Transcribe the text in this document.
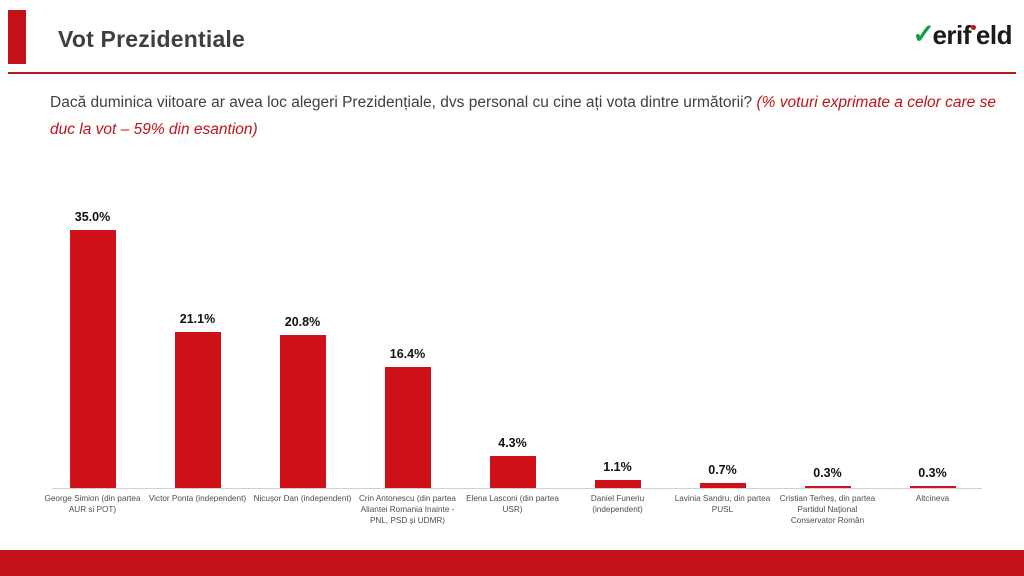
Vot Prezidentiale	✓
erif eld
Dacă duminica viitoare ar avea loc alegeri Prezidențiale, dvs personal cu cine ați vota dintre următorii? (% voturi exprimate a celor care se duc la vot – 59% din esantion)
35.0%
George Simion (din partea AUR si POT)
21.1%
Victor Ponta (independent)
20.8%
Nicușor Dan (independent)
16.4%
Crin Antonescu (din partea Aliantei Romania Inainte - PNL, PSD și UDMR)
4.3%
Elena Lasconi (din partea USR)
1.1%
Daniel Funeriu (independent)
0.7%
Lavinia Sandru, din partea PUSL
0.3%
Cristian Terheș, din partea Partidul Național Conservator Român
0.3%
Altcineva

--------

Job
Each line of the data should be quoted exactly, with pictures left out.

Exercise answer
Transcribe the text in this document.
Vot Prezidentiale	✓
erif eld
Dacă duminica viitoare ar avea loc alegeri Prezidențiale, dvs personal cu cine ați vota dintre următorii? (% voturi exprimate a celor care se duc la vot – 59% din esantion)
35.0%
George Simion (din partea AUR si POT)
21.1%
Victor Ponta (independent)
20.8%
Nicușor Dan (independent)
16.4%
Crin Antonescu (din partea Aliantei Romania Inainte - PNL, PSD și UDMR)
4.3%
Elena Lasconi (din partea USR)
1.1%
Daniel Funeriu (independent)
0.7%
Lavinia Sandru, din partea PUSL
0.3%
Cristian Terheș, din partea Partidul Național Conservator Român
0.3%
Altcineva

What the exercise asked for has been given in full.